Exercise goal: Output all of the data below exactly as given.
-*-
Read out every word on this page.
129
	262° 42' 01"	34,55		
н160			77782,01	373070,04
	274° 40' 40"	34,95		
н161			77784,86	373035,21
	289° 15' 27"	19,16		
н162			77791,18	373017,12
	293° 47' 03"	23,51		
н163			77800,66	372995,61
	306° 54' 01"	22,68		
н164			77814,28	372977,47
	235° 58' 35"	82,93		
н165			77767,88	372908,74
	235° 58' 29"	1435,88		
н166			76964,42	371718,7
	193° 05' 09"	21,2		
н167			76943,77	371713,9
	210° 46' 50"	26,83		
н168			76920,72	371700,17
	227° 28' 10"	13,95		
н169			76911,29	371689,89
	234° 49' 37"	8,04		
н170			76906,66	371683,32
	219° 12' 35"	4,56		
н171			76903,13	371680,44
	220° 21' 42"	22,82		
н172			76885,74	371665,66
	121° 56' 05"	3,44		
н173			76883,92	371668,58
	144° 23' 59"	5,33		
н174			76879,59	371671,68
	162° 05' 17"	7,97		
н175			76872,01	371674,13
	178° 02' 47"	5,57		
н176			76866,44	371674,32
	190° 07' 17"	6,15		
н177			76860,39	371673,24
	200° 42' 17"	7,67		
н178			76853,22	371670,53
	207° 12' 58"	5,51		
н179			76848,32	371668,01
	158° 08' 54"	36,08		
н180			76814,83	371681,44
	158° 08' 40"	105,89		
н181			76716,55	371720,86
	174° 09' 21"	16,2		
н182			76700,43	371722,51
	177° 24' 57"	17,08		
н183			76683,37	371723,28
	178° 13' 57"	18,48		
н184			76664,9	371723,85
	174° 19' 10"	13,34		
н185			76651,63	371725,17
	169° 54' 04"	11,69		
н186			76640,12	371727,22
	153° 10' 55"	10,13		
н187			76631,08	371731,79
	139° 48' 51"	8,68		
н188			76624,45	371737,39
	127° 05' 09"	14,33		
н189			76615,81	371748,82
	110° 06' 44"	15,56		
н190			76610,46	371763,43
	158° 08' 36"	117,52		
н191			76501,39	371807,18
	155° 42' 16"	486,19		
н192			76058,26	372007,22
-*-
Written response:
Read out every word on this page.
129
	262° 42' 01"	34,55		
н160			77782,01	373070,04
	274° 40' 40"	34,95		
н161			77784,86	373035,21
	289° 15' 27"	19,16		
н162			77791,18	373017,12
	293° 47' 03"	23,51		
н163			77800,66	372995,61
	306° 54' 01"	22,68		
н164			77814,28	372977,47
	235° 58' 35"	82,93		
н165			77767,88	372908,74
	235° 58' 29"	1435,88		
н166			76964,42	371718,7
	193° 05' 09"	21,2		
н167			76943,77	371713,9
	210° 46' 50"	26,83		
н168			76920,72	371700,17
	227° 28' 10"	13,95		
н169			76911,29	371689,89
	234° 49' 37"	8,04		
н170			76906,66	371683,32
	219° 12' 35"	4,56		
н171			76903,13	371680,44
	220° 21' 42"	22,82		
н172			76885,74	371665,66
	121° 56' 05"	3,44		
н173			76883,92	371668,58
	144° 23' 59"	5,33		
н174			76879,59	371671,68
	162° 05' 17"	7,97		
н175			76872,01	371674,13
	178° 02' 47"	5,57		
н176			76866,44	371674,32
	190° 07' 17"	6,15		
н177			76860,39	371673,24
	200° 42' 17"	7,67		
н178			76853,22	371670,53
	207° 12' 58"	5,51		
н179			76848,32	371668,01
	158° 08' 54"	36,08		
н180			76814,83	371681,44
	158° 08' 40"	105,89		
н181			76716,55	371720,86
	174° 09' 21"	16,2		
н182			76700,43	371722,51
	177° 24' 57"	17,08		
н183			76683,37	371723,28
	178° 13' 57"	18,48		
н184			76664,9	371723,85
	174° 19' 10"	13,34		
н185			76651,63	371725,17
	169° 54' 04"	11,69		
н186			76640,12	371727,22
	153° 10' 55"	10,13		
н187			76631,08	371731,79
	139° 48' 51"	8,68		
н188			76624,45	371737,39
	127° 05' 09"	14,33		
н189			76615,81	371748,82
	110° 06' 44"	15,56		
н190			76610,46	371763,43
	158° 08' 36"	117,52		
н191			76501,39	371807,18
	155° 42' 16"	486,19		
н192			76058,26	372007,22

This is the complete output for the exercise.